SUPPLIED RECORDS start

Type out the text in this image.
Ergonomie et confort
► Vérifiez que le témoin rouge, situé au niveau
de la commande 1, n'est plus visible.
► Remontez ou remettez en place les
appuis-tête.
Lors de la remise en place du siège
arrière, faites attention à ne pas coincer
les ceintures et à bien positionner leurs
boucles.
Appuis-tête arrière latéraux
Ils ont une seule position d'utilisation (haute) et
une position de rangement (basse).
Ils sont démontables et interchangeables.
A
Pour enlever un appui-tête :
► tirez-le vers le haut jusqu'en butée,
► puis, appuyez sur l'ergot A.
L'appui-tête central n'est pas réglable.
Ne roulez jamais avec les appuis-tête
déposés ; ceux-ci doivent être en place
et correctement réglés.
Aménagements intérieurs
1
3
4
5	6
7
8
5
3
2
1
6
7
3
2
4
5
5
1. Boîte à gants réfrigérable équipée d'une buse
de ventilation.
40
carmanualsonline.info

SUPPLIED RECORDS end

** INSTRUCTION **
Give only the number of lines in the material above where the string "arrière" appears.

** ANSWER TO THE EXERCISE **
2